# INSTRUCTIONS FOR THE TASK
Reproduce each of the entries below with every occurrence of "Leichtverletzte" changed to "Slightly injured" and everything else left as it stands, omitting the pictures.

# THE INPUT
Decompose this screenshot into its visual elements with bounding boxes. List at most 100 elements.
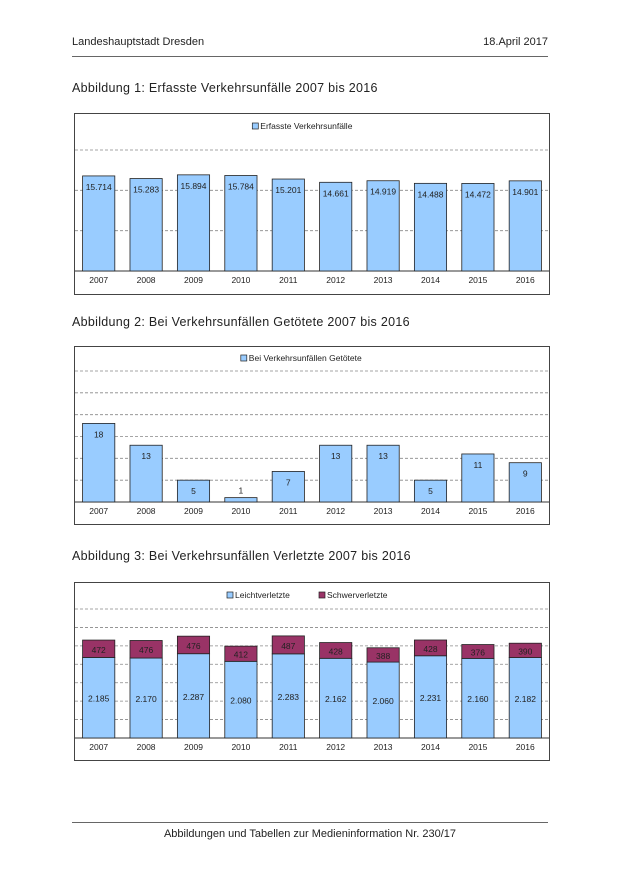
legend-swatch	[226, 591, 234, 599]
x-tick-label: 2015	[468, 506, 487, 516]
bar	[366, 661, 400, 739]
bar	[461, 183, 495, 272]
bar	[271, 471, 305, 503]
bar	[461, 453, 495, 503]
x-tick-label: 2008	[137, 275, 156, 285]
data-label: 5	[191, 486, 196, 496]
x-tick-label: 2007	[89, 742, 108, 752]
legend-swatch	[251, 122, 259, 130]
data-label: 2.080	[230, 696, 252, 706]
x-tick-label: 2012	[326, 506, 345, 516]
bar	[461, 657, 495, 739]
x-tick-label: 2014	[421, 275, 440, 285]
x-tick-label: 2016	[516, 506, 535, 516]
x-tick-label: 2010	[231, 742, 250, 752]
legend-swatch	[240, 354, 248, 362]
chart-2-title: Abbildung 2: Bei Verkehrsunfällen Getöte…	[72, 315, 410, 329]
page-header: Landeshauptstadt Dresden 18.April 2017	[72, 36, 548, 54]
x-tick-label: 2011	[279, 275, 298, 285]
x-tick-label: 2008	[137, 742, 156, 752]
legend-label: Leichtverletzte	[235, 590, 290, 600]
bar	[82, 423, 116, 503]
bar	[413, 479, 448, 503]
x-tick-label: 2011	[279, 506, 298, 516]
bar	[271, 635, 305, 655]
data-label: 428	[423, 644, 437, 654]
data-label: 18	[94, 429, 104, 439]
x-tick-label: 2014	[421, 506, 440, 516]
data-label: 15.894	[181, 181, 207, 191]
data-label: 2.160	[467, 694, 489, 704]
x-tick-label: 2010	[231, 275, 250, 285]
data-label: 476	[139, 645, 153, 655]
x-tick-label: 2015	[468, 742, 487, 752]
chart-2-svg: 18 2007 13 2008 5 2009 1 2010 7 2011 13 2012 13 2013 5…	[75, 353, 549, 516]
data-label: 14.488	[418, 189, 444, 199]
bar	[224, 175, 258, 272]
chart-3-svg: 2.185 472 2007 2.170 476 2008 2.287 476 2009 2.08…	[75, 590, 549, 752]
bar	[461, 644, 495, 659]
bar	[319, 444, 353, 503]
data-label: 476	[186, 641, 200, 651]
data-label: 2.231	[420, 693, 442, 703]
bar	[508, 642, 542, 658]
chart-2: 18 2007 13 2008 5 2009 1 2010 7 2011 13 2012 13 2013 5…	[74, 346, 550, 525]
data-label: 15.784	[228, 182, 254, 192]
header-date: 18.April 2017	[483, 36, 548, 48]
data-label: 390	[518, 646, 532, 656]
x-tick-label: 2013	[374, 742, 393, 752]
x-tick-label: 2007	[89, 506, 108, 516]
data-label: 428	[329, 646, 343, 656]
x-tick-label: 2009	[184, 506, 203, 516]
x-tick-label: 2012	[326, 742, 345, 752]
data-label: 2.170	[135, 694, 157, 704]
data-label: 2.162	[325, 694, 347, 704]
data-label: 2.287	[183, 692, 205, 702]
chart-1-svg: 15.714 2007 15.283 2008 15.894 2009 15.784 2010…	[75, 121, 549, 285]
data-label: 14.472	[465, 189, 491, 199]
chart-3: 2.185 472 2007 2.170 476 2008 2.287 476 2009 2.08…	[74, 582, 550, 761]
x-tick-label: 2009	[184, 275, 203, 285]
data-label: 412	[234, 650, 248, 660]
header-rule	[72, 56, 548, 57]
x-tick-label: 2008	[137, 506, 156, 516]
bar	[82, 175, 116, 272]
bar	[224, 497, 258, 503]
bar	[319, 181, 353, 272]
page-footer: Abbildungen und Tabellen zur Medieninfor…	[163, 828, 457, 840]
chart-1-title: Abbildung 1: Erfasste Verkehrsunfälle 20…	[72, 81, 378, 95]
data-label: 472	[92, 645, 106, 655]
bar	[366, 647, 400, 663]
data-label: 2.283	[278, 692, 300, 702]
data-label: 7	[286, 477, 291, 487]
footer-rule	[72, 822, 548, 823]
data-label: 2.060	[372, 696, 394, 706]
data-label: 15.714	[86, 182, 112, 192]
bar	[129, 178, 163, 272]
data-label: 14.901	[512, 187, 538, 197]
x-tick-label: 2007	[89, 275, 108, 285]
data-label: 9	[523, 469, 528, 479]
x-tick-label: 2013	[374, 275, 393, 285]
legend-swatch	[318, 591, 326, 599]
data-label: 376	[471, 647, 485, 657]
data-label: 15.283	[133, 185, 159, 195]
chart-3-title: Abbildung 3: Bei Verkehrsunfällen Verlet…	[72, 549, 411, 563]
bar	[129, 640, 163, 659]
legend-label: Schwerverletzte	[327, 590, 388, 600]
bar	[176, 479, 211, 503]
x-tick-label: 2010	[231, 506, 250, 516]
x-tick-label: 2016	[516, 742, 535, 752]
data-label: 487	[281, 641, 295, 651]
x-tick-label: 2009	[184, 742, 203, 752]
chart-1: 15.714 2007 15.283 2008 15.894 2009 15.784 2010…	[74, 113, 550, 295]
bar	[413, 182, 448, 272]
data-label: 1	[239, 486, 244, 496]
legend-label: Bei Verkehrsunfällen Getötete	[249, 353, 362, 363]
bar	[508, 462, 542, 503]
bar	[271, 653, 305, 739]
bar	[176, 174, 211, 272]
data-label: 13	[378, 451, 388, 461]
data-label: 11	[473, 460, 482, 470]
x-tick-label: 2011	[279, 742, 298, 752]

# SOLUTION
Decompose this screenshot into its visual elements with bounding boxes. List at most 100 elements.
legend-swatch	[226, 591, 234, 599]
x-tick-label: 2015	[468, 506, 487, 516]
bar	[366, 661, 400, 739]
bar	[461, 183, 495, 272]
bar	[271, 471, 305, 503]
bar	[461, 453, 495, 503]
x-tick-label: 2008	[137, 275, 156, 285]
data-label: 5	[191, 486, 196, 496]
x-tick-label: 2007	[89, 742, 108, 752]
legend-swatch	[251, 122, 259, 130]
data-label: 2.080	[230, 696, 252, 706]
x-tick-label: 2012	[326, 506, 345, 516]
bar	[461, 657, 495, 739]
x-tick-label: 2014	[421, 275, 440, 285]
x-tick-label: 2016	[516, 506, 535, 516]
x-tick-label: 2010	[231, 742, 250, 752]
legend-swatch	[240, 354, 248, 362]
chart-2-title: Abbildung 2: Bei Verkehrsunfällen Getöte…	[72, 315, 410, 329]
page-header: Landeshauptstadt Dresden 18.April 2017	[72, 36, 548, 54]
x-tick-label: 2011	[279, 275, 298, 285]
x-tick-label: 2008	[137, 742, 156, 752]
legend-label: Slightly injured	[235, 590, 290, 600]
bar	[82, 423, 116, 503]
bar	[413, 479, 448, 503]
x-tick-label: 2011	[279, 506, 298, 516]
bar	[271, 635, 305, 655]
data-label: 428	[423, 644, 437, 654]
data-label: 18	[94, 429, 104, 439]
x-tick-label: 2014	[421, 506, 440, 516]
data-label: 15.894	[181, 181, 207, 191]
data-label: 2.160	[467, 694, 489, 704]
x-tick-label: 2010	[231, 275, 250, 285]
data-label: 476	[139, 645, 153, 655]
x-tick-label: 2015	[468, 742, 487, 752]
chart-2-svg: 18 2007 13 2008 5 2009 1 2010 7 2011 13 2012 13 2013 5…	[75, 353, 549, 516]
data-label: 14.488	[418, 189, 444, 199]
bar	[224, 175, 258, 272]
chart-3-svg: 2.185 472 2007 2.170 476 2008 2.287 476 2009 2.08…	[75, 590, 549, 752]
bar	[461, 644, 495, 659]
bar	[319, 444, 353, 503]
data-label: 476	[186, 641, 200, 651]
data-label: 2.231	[420, 693, 442, 703]
bar	[508, 642, 542, 658]
chart-2: 18 2007 13 2008 5 2009 1 2010 7 2011 13 2012 13 2013 5…	[74, 346, 550, 525]
data-label: 15.784	[228, 182, 254, 192]
header-date: 18.April 2017	[483, 36, 548, 48]
data-label: 390	[518, 646, 532, 656]
x-tick-label: 2013	[374, 742, 393, 752]
x-tick-label: 2007	[89, 506, 108, 516]
data-label: 428	[329, 646, 343, 656]
x-tick-label: 2009	[184, 506, 203, 516]
x-tick-label: 2012	[326, 742, 345, 752]
data-label: 2.170	[135, 694, 157, 704]
data-label: 2.162	[325, 694, 347, 704]
data-label: 2.287	[183, 692, 205, 702]
chart-1-svg: 15.714 2007 15.283 2008 15.894 2009 15.784 2010…	[75, 121, 549, 285]
data-label: 14.472	[465, 189, 491, 199]
chart-3: 2.185 472 2007 2.170 476 2008 2.287 476 2009 2.08…	[74, 582, 550, 761]
x-tick-label: 2009	[184, 275, 203, 285]
data-label: 412	[234, 650, 248, 660]
header-rule	[72, 56, 548, 57]
x-tick-label: 2008	[137, 506, 156, 516]
bar	[82, 175, 116, 272]
bar	[224, 497, 258, 503]
bar	[319, 181, 353, 272]
page-footer: Abbildungen und Tabellen zur Medieninfor…	[163, 828, 457, 840]
chart-1-title: Abbildung 1: Erfasste Verkehrsunfälle 20…	[72, 81, 378, 95]
data-label: 472	[92, 645, 106, 655]
bar	[366, 647, 400, 663]
data-label: 2.283	[278, 692, 300, 702]
data-label: 7	[286, 477, 291, 487]
footer-rule	[72, 822, 548, 823]
data-label: 2.060	[372, 696, 394, 706]
data-label: 15.714	[86, 182, 112, 192]
bar	[129, 178, 163, 272]
data-label: 14.901	[512, 187, 538, 197]
x-tick-label: 2007	[89, 275, 108, 285]
data-label: 9	[523, 469, 528, 479]
x-tick-label: 2013	[374, 275, 393, 285]
legend-swatch	[318, 591, 326, 599]
data-label: 376	[471, 647, 485, 657]
data-label: 15.283	[133, 185, 159, 195]
chart-3-title: Abbildung 3: Bei Verkehrsunfällen Verlet…	[72, 549, 411, 563]
bar	[129, 640, 163, 659]
legend-label: Schwerverletzte	[327, 590, 388, 600]
bar	[176, 479, 211, 503]
x-tick-label: 2010	[231, 506, 250, 516]
x-tick-label: 2016	[516, 742, 535, 752]
data-label: 487	[281, 641, 295, 651]
x-tick-label: 2009	[184, 742, 203, 752]
chart-1: 15.714 2007 15.283 2008 15.894 2009 15.784 2010…	[74, 113, 550, 295]
bar	[413, 182, 448, 272]
data-label: 1	[239, 486, 244, 496]
legend-label: Bei Verkehrsunfällen Getötete	[249, 353, 362, 363]
bar	[508, 462, 542, 503]
bar	[271, 653, 305, 739]
bar	[176, 174, 211, 272]
data-label: 13	[378, 451, 388, 461]
data-label: 11	[473, 460, 482, 470]
x-tick-label: 2011	[279, 742, 298, 752]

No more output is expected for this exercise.